Write the data out again exactly, dropping any images it holds.

* [MATERIAL FOR THIS EXERCISE]:
——————

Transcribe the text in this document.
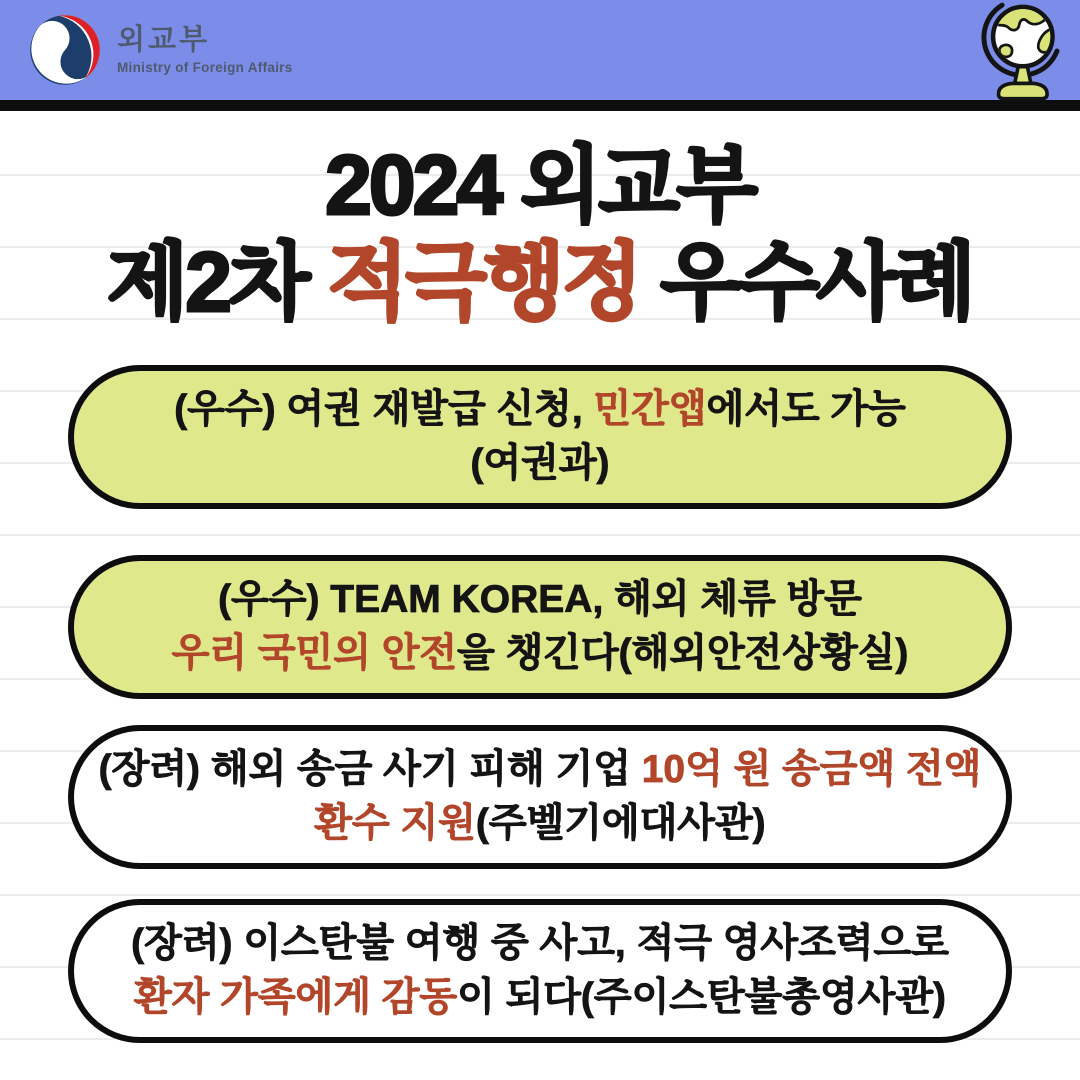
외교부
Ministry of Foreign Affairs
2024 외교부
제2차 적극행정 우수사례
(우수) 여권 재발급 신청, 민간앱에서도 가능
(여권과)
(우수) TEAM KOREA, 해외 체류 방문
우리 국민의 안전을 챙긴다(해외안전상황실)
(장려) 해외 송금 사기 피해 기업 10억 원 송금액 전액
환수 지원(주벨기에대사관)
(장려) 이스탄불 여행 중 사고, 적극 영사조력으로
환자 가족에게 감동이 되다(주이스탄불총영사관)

——————

* [FULL RESPONSE]:
Transcribe the text in this document.
외교부
Ministry of Foreign Affairs
2024 외교부
제2차 적극행정 우수사례
(우수) 여권 재발급 신청, 민간앱에서도 가능
(여권과)
(우수) TEAM KOREA, 해외 체류 방문
우리 국민의 안전을 챙긴다(해외안전상황실)
(장려) 해외 송금 사기 피해 기업 10억 원 송금액 전액
환수 지원(주벨기에대사관)
(장려) 이스탄불 여행 중 사고, 적극 영사조력으로
환자 가족에게 감동이 되다(주이스탄불총영사관)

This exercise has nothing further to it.